Records about charts and figures
********
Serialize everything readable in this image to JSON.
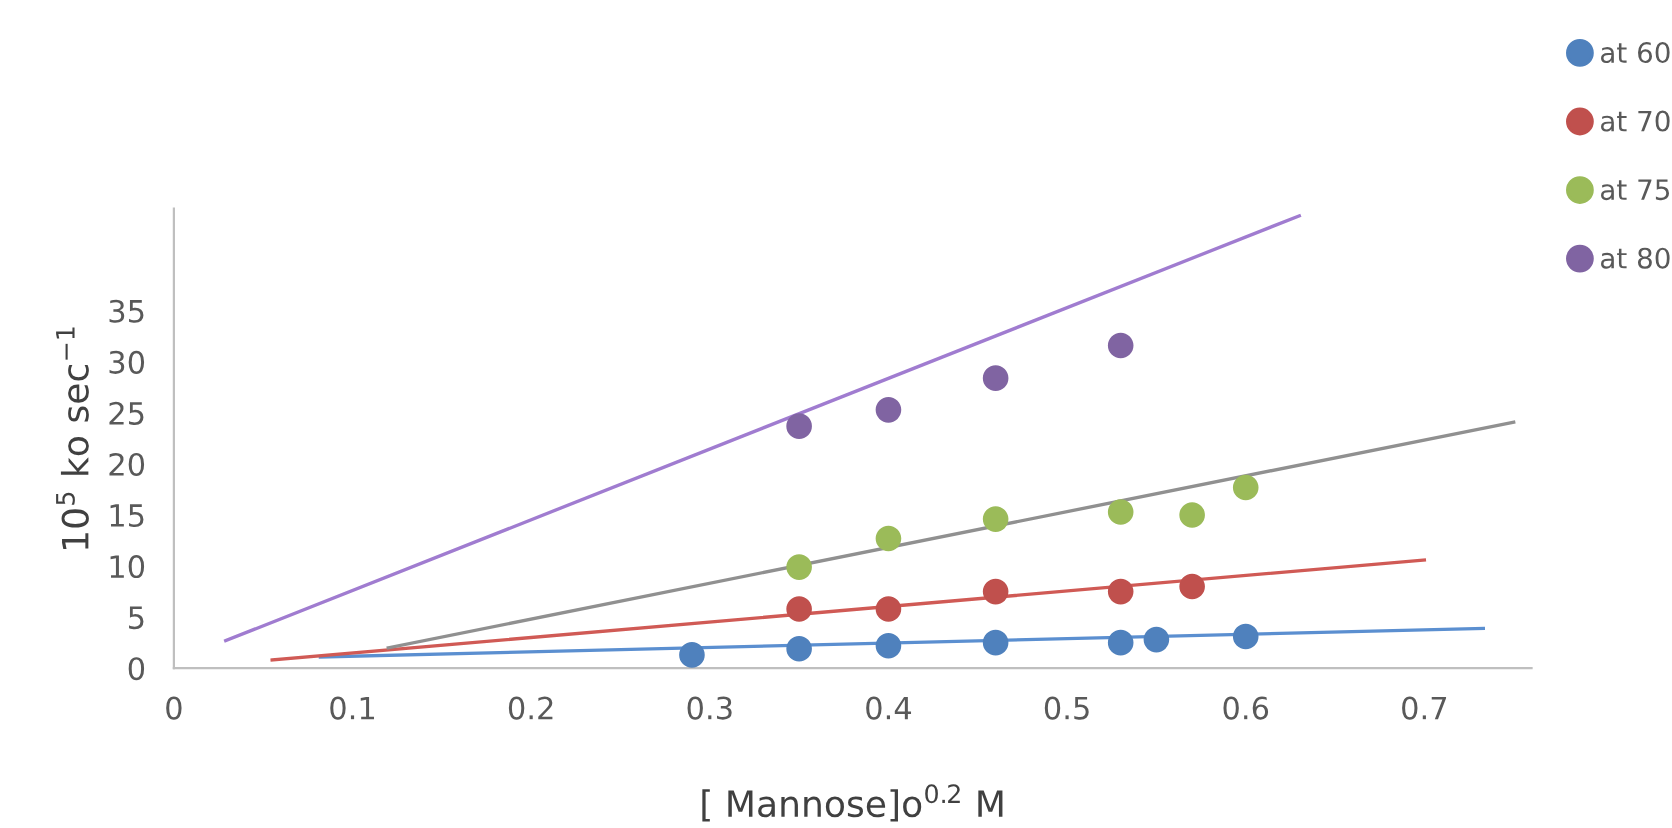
{
  "chart_data": {
    "type": "scatter",
    "xlabel": "[ Mannose]o$^{0.2}$ M",
    "ylabel": "10$^{5}$ ko sec$^{−1}$",
    "xlim": [
      0,
      0.76
    ],
    "ylim": [
      0,
      45
    ],
    "xticks": [
      0,
      0.1,
      0.2,
      0.3,
      0.4,
      0.5,
      0.6,
      0.7
    ],
    "yticks": [
      0,
      5,
      10,
      15,
      20,
      25,
      30,
      35
    ],
    "grid": false,
    "legend": "top right",
    "series": [
      {
        "name": "at 60",
        "marker": "circle",
        "color": "#4f81bd",
        "x": [
          0.29,
          0.35,
          0.4,
          0.46,
          0.53,
          0.55,
          0.6
        ],
        "values": [
          1.3,
          1.9,
          2.2,
          2.5,
          2.5,
          2.8,
          3.1
        ]
      },
      {
        "name": "at 70",
        "marker": "circle",
        "color": "#c0504d",
        "x": [
          0.35,
          0.4,
          0.46,
          0.53,
          0.57
        ],
        "values": [
          5.8,
          5.8,
          7.5,
          7.5,
          8.0
        ]
      },
      {
        "name": "at 75",
        "marker": "circle",
        "color": "#9bbb59",
        "x": [
          0.35,
          0.4,
          0.46,
          0.53,
          0.57,
          0.6
        ],
        "values": [
          9.9,
          12.7,
          14.6,
          15.3,
          15.0,
          17.7
        ]
      },
      {
        "name": "at 80",
        "marker": "circle",
        "color": "#8064a2",
        "x": [
          0.35,
          0.4,
          0.46,
          0.53
        ],
        "values": [
          23.7,
          25.3,
          28.4,
          31.6
        ]
      },
      {
        "type": "line",
        "color": "#5b8fd0",
        "x": [
          0.082,
          0.733
        ],
        "values": [
          1.1,
          3.9
        ]
      },
      {
        "type": "line",
        "color": "#d05a55",
        "x": [
          0.055,
          0.7
        ],
        "values": [
          0.8,
          10.6
        ]
      },
      {
        "type": "line",
        "color": "#909090",
        "x": [
          0.12,
          0.75
        ],
        "values": [
          2.0,
          24.1
        ]
      },
      {
        "type": "line",
        "color": "#a07cd0",
        "x": [
          0.029,
          0.63
        ],
        "values": [
          2.7,
          44.3
        ]
      }
    ]
  }
}
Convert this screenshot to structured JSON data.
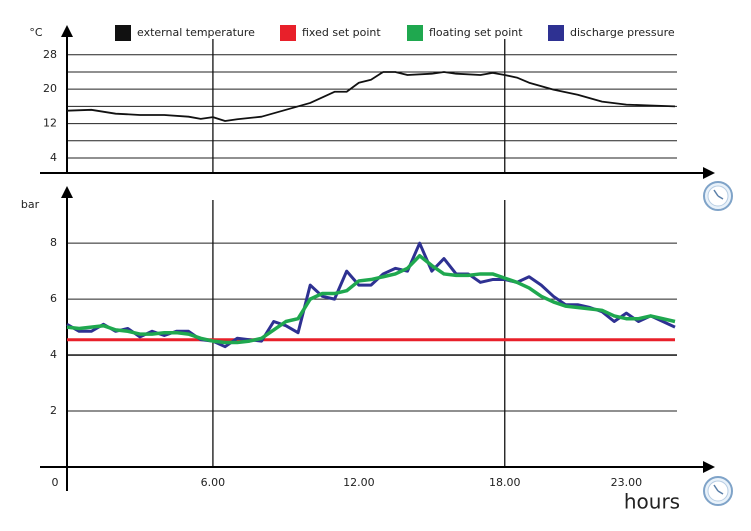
{
  "chart_data": [
    {
      "type": "line",
      "y_label": "°C",
      "xlim": [
        0,
        25
      ],
      "ylim": [
        0.5,
        34
      ],
      "yticks": [
        4,
        12,
        20,
        28
      ],
      "minor_yticks": [
        8,
        16,
        24
      ],
      "vlines": [
        6,
        18
      ],
      "series": [
        {
          "name": "external temperature",
          "color": "#111111",
          "x": [
            0,
            1,
            2,
            3,
            4,
            5,
            5.5,
            6,
            6.5,
            7,
            8,
            9,
            10,
            11,
            11.5,
            12,
            12.5,
            13,
            13.5,
            14,
            15,
            15.5,
            16,
            17,
            17.5,
            18,
            18.5,
            19,
            20,
            21,
            22,
            23,
            24,
            25
          ],
          "values": [
            15,
            15.2,
            14.3,
            14,
            14,
            13.6,
            13.1,
            13.5,
            12.6,
            13,
            13.6,
            15.2,
            16.8,
            19.4,
            19.4,
            21.5,
            22.2,
            24,
            24,
            23.3,
            23.6,
            24,
            23.6,
            23.3,
            23.8,
            23.3,
            22.7,
            21.5,
            19.9,
            18.7,
            17.1,
            16.4,
            16.2,
            16
          ]
        }
      ]
    },
    {
      "type": "line",
      "y_label": "bar",
      "x_label": "hours",
      "xlim": [
        0,
        25
      ],
      "ylim": [
        0,
        9.9
      ],
      "yticks": [
        2,
        4,
        6,
        8
      ],
      "vlines": [
        6,
        18
      ],
      "xticks": [
        0,
        {
          "value": 6,
          "label": "6.00"
        },
        {
          "value": 12,
          "label": "12.00"
        },
        {
          "value": 18,
          "label": "18.00"
        },
        {
          "value": 23,
          "label": "23.00"
        }
      ],
      "series": [
        {
          "name": "fixed set point",
          "color": "#e8202a",
          "x": [
            0,
            25
          ],
          "values": [
            4.55,
            4.55
          ]
        },
        {
          "name": "discharge pressure",
          "color": "#2e3192",
          "x": [
            0,
            0.5,
            1,
            1.5,
            2,
            2.5,
            3,
            3.5,
            4,
            4.5,
            5,
            5.5,
            6,
            6.5,
            7,
            7.5,
            8,
            8.5,
            9,
            9.5,
            10,
            10.5,
            11,
            11.5,
            12,
            12.5,
            13,
            13.5,
            14,
            14.5,
            15,
            15.5,
            16,
            16.5,
            17,
            17.5,
            18,
            18.5,
            19,
            19.5,
            20,
            20.5,
            21,
            21.5,
            22,
            22.5,
            23,
            23.5,
            24,
            24.5,
            25
          ],
          "values": [
            5.1,
            4.85,
            4.85,
            5.1,
            4.85,
            4.95,
            4.65,
            4.85,
            4.7,
            4.85,
            4.85,
            4.55,
            4.5,
            4.3,
            4.6,
            4.55,
            4.5,
            5.2,
            5.05,
            4.8,
            6.5,
            6.1,
            6.0,
            7.0,
            6.5,
            6.5,
            6.9,
            7.1,
            7.0,
            8.0,
            7.0,
            7.45,
            6.9,
            6.9,
            6.6,
            6.7,
            6.7,
            6.6,
            6.8,
            6.5,
            6.1,
            5.8,
            5.8,
            5.7,
            5.55,
            5.2,
            5.5,
            5.2,
            5.4,
            5.2,
            5.0
          ]
        },
        {
          "name": "floating set point",
          "color": "#1fa84f",
          "x": [
            0,
            0.5,
            1,
            1.5,
            2,
            2.5,
            3,
            3.5,
            4,
            4.5,
            5,
            5.5,
            6,
            6.5,
            7,
            7.5,
            8,
            8.5,
            9,
            9.5,
            10,
            10.5,
            11,
            11.5,
            12,
            12.5,
            13,
            13.5,
            14,
            14.5,
            15,
            15.5,
            16,
            16.5,
            17,
            17.5,
            18,
            18.5,
            19,
            19.5,
            20,
            20.5,
            21,
            21.5,
            22,
            22.5,
            23,
            23.5,
            24,
            24.5,
            25
          ],
          "values": [
            5.0,
            4.95,
            5.0,
            5.05,
            4.9,
            4.85,
            4.75,
            4.75,
            4.8,
            4.8,
            4.75,
            4.6,
            4.5,
            4.45,
            4.45,
            4.5,
            4.6,
            4.9,
            5.2,
            5.3,
            6.0,
            6.2,
            6.2,
            6.3,
            6.65,
            6.7,
            6.8,
            6.9,
            7.1,
            7.55,
            7.2,
            6.9,
            6.85,
            6.85,
            6.9,
            6.9,
            6.75,
            6.6,
            6.4,
            6.1,
            5.9,
            5.75,
            5.7,
            5.65,
            5.6,
            5.4,
            5.3,
            5.3,
            5.4,
            5.3,
            5.2
          ]
        }
      ]
    }
  ]
}
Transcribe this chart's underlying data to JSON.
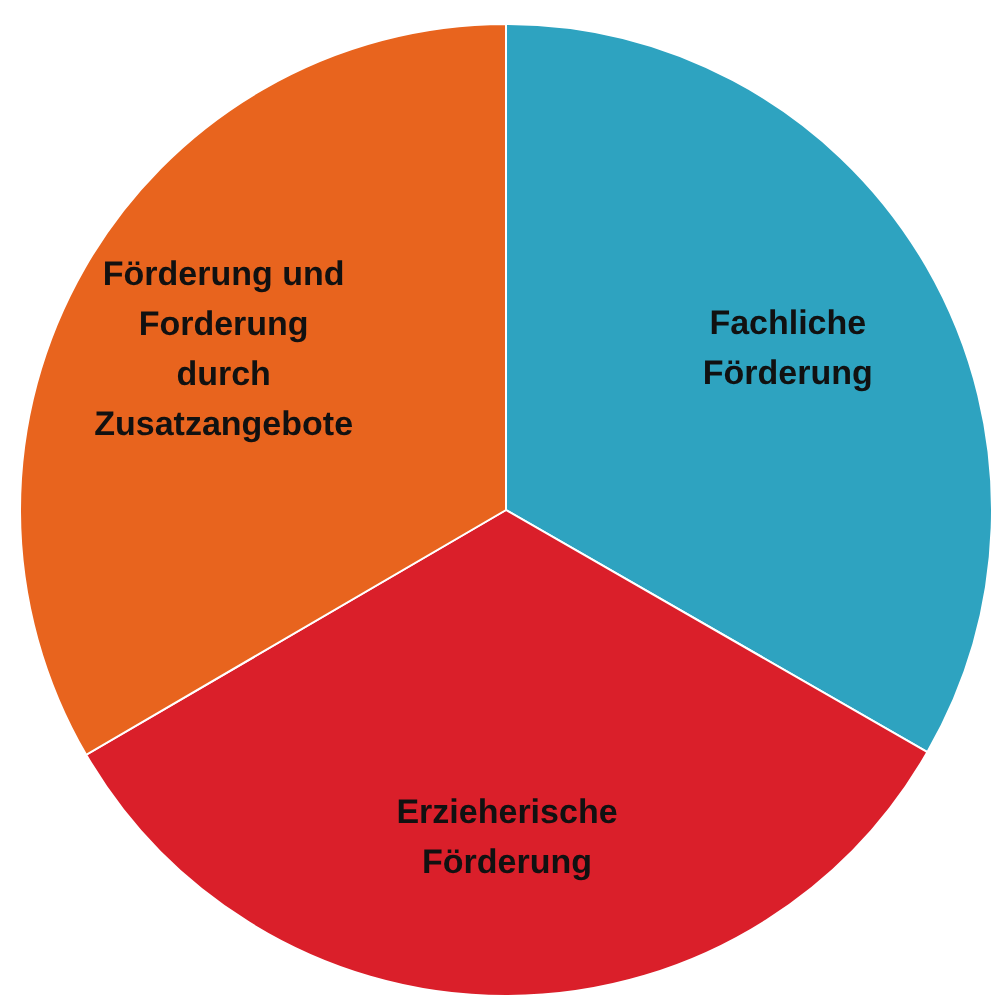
********
Task details: Copy out every line of the material above exactly, skipping the pictures.

Answer to this exercise:
Serialize everything readable in this image to JSON.
{
  "chart_data": {
    "type": "scatter",
    "xlabel": "[ Mannose]o$^{0.2}$ M",
    "ylabel": "10$^{5}$ ko sec$^{−1}$",
    "xlim": [
      0,
      0.76
    ],
    "ylim": [
      0,
      45
    ],
    "xticks": [
      0,
      0.1,
      0.2,
      0.3,
      0.4,
      0.5,
      0.6,
      0.7
    ],
    "yticks": [
      0,
      5,
      10,
      15,
      20,
      25,
      30,
      35
    ],
    "grid": false,
    "legend": "top right",
    "series": [
      {
        "name": "at 60",
        "marker": "circle",
        "color": "#4f81bd",
        "x": [
          0.29,
          0.35,
          0.4,
          0.46,
          0.53,
          0.55,
          0.6
        ],
        "values": [
          1.3,
          1.9,
          2.2,
          2.5,
          2.5,
          2.8,
          3.1
        ]
      },
      {
        "name": "at 70",
        "marker": "circle",
        "color": "#c0504d",
        "x": [
          0.35,
          0.4,
          0.46,
          0.53,
          0.57
        ],
        "values": [
          5.8,
          5.8,
          7.5,
          7.5,
          8.0
        ]
      },
      {
        "name": "at 75",
        "marker": "circle",
        "color": "#9bbb59",
        "x": [
          0.35,
          0.4,
          0.46,
          0.53,
          0.57,
          0.6
        ],
        "values": [
          9.9,
          12.7,
          14.6,
          15.3,
          15.0,
          17.7
        ]
      },
      {
        "name": "at 80",
        "marker": "circle",
        "color": "#8064a2",
        "x": [
          0.35,
          0.4,
          0.46,
          0.53
        ],
        "values": [
          23.7,
          25.3,
          28.4,
          31.6
        ]
      },
      {
        "type": "line",
        "color": "#5b8fd0",
        "x": [
          0.082,
          0.733
        ],
        "values": [
          1.1,
          3.9
        ]
      },
      {
        "type": "line",
        "color": "#d05a55",
        "x": [
          0.055,
          0.7
        ],
        "values": [
          0.8,
          10.6
        ]
      },
      {
        "type": "line",
        "color": "#909090",
        "x": [
          0.12,
          0.75
        ],
        "values": [
          2.0,
          24.1
        ]
      },
      {
        "type": "line",
        "color": "#a07cd0",
        "x": [
          0.029,
          0.63
        ],
        "values": [
          2.7,
          44.3
        ]
      }
    ]
  }
}
Convert this screenshot to structured JSON data.
{
  "chart_data": [
    {
      "type": "line",
      "y_label": "°C",
      "xlim": [
        0,
        25
      ],
      "ylim": [
        0.5,
        34
      ],
      "yticks": [
        4,
        12,
        20,
        28
      ],
      "minor_yticks": [
        8,
        16,
        24
      ],
      "vlines": [
        6,
        18
      ],
      "series": [
        {
          "name": "external temperature",
          "color": "#111111",
          "x": [
            0,
            1,
            2,
            3,
            4,
            5,
            5.5,
            6,
            6.5,
            7,
            8,
            9,
            10,
            11,
            11.5,
            12,
            12.5,
            13,
            13.5,
            14,
            15,
            15.5,
            16,
            17,
            17.5,
            18,
            18.5,
            19,
            20,
            21,
            22,
            23,
            24,
            25
          ],
          "values": [
            15,
            15.2,
            14.3,
            14,
            14,
            13.6,
            13.1,
            13.5,
            12.6,
            13,
            13.6,
            15.2,
            16.8,
            19.4,
            19.4,
            21.5,
            22.2,
            24,
            24,
            23.3,
            23.6,
            24,
            23.6,
            23.3,
            23.8,
            23.3,
            22.7,
            21.5,
            19.9,
            18.7,
            17.1,
            16.4,
            16.2,
            16
          ]
        }
      ]
    },
    {
      "type": "line",
      "y_label": "bar",
      "x_label": "hours",
      "xlim": [
        0,
        25
      ],
      "ylim": [
        0,
        9.9
      ],
      "yticks": [
        2,
        4,
        6,
        8
      ],
      "vlines": [
        6,
        18
      ],
      "xticks": [
        0,
        {
          "value": 6,
          "label": "6.00"
        },
        {
          "value": 12,
          "label": "12.00"
        },
        {
          "value": 18,
          "label": "18.00"
        },
        {
          "value": 23,
          "label": "23.00"
        }
      ],
      "series": [
        {
          "name": "fixed set point",
          "color": "#e8202a",
          "x": [
            0,
            25
          ],
          "values": [
            4.55,
            4.55
          ]
        },
        {
          "name": "discharge pressure",
          "color": "#2e3192",
          "x": [
            0,
            0.5,
            1,
            1.5,
            2,
            2.5,
            3,
            3.5,
            4,
            4.5,
            5,
            5.5,
            6,
            6.5,
            7,
            7.5,
            8,
            8.5,
            9,
            9.5,
            10,
            10.5,
            11,
            11.5,
            12,
            12.5,
            13,
            13.5,
            14,
            14.5,
            15,
            15.5,
            16,
            16.5,
            17,
            17.5,
            18,
            18.5,
            19,
            19.5,
            20,
            20.5,
            21,
            21.5,
            22,
            22.5,
            23,
            23.5,
            24,
            24.5,
            25
          ],
          "values": [
            5.1,
            4.85,
            4.85,
            5.1,
            4.85,
            4.95,
            4.65,
            4.85,
            4.7,
            4.85,
            4.85,
            4.55,
            4.5,
            4.3,
            4.6,
            4.55,
            4.5,
            5.2,
            5.05,
            4.8,
            6.5,
            6.1,
            6.0,
            7.0,
            6.5,
            6.5,
            6.9,
            7.1,
            7.0,
            8.0,
            7.0,
            7.45,
            6.9,
            6.9,
            6.6,
            6.7,
            6.7,
            6.6,
            6.8,
            6.5,
            6.1,
            5.8,
            5.8,
            5.7,
            5.55,
            5.2,
            5.5,
            5.2,
            5.4,
            5.2,
            5.0
          ]
        },
        {
          "name": "floating set point",
          "color": "#1fa84f",
          "x": [
            0,
            0.5,
            1,
            1.5,
            2,
            2.5,
            3,
            3.5,
            4,
            4.5,
            5,
            5.5,
            6,
            6.5,
            7,
            7.5,
            8,
            8.5,
            9,
            9.5,
            10,
            10.5,
            11,
            11.5,
            12,
            12.5,
            13,
            13.5,
            14,
            14.5,
            15,
            15.5,
            16,
            16.5,
            17,
            17.5,
            18,
            18.5,
            19,
            19.5,
            20,
            20.5,
            21,
            21.5,
            22,
            22.5,
            23,
            23.5,
            24,
            24.5,
            25
          ],
          "values": [
            5.0,
            4.95,
            5.0,
            5.05,
            4.9,
            4.85,
            4.75,
            4.75,
            4.8,
            4.8,
            4.75,
            4.6,
            4.5,
            4.45,
            4.45,
            4.5,
            4.6,
            4.9,
            5.2,
            5.3,
            6.0,
            6.2,
            6.2,
            6.3,
            6.65,
            6.7,
            6.8,
            6.9,
            7.1,
            7.55,
            7.2,
            6.9,
            6.85,
            6.85,
            6.9,
            6.9,
            6.75,
            6.6,
            6.4,
            6.1,
            5.9,
            5.75,
            5.7,
            5.65,
            5.6,
            5.4,
            5.3,
            5.3,
            5.4,
            5.3,
            5.2
          ]
        }
      ]
    }
  ]
}
Transcribe this chart's underlying data to JSON.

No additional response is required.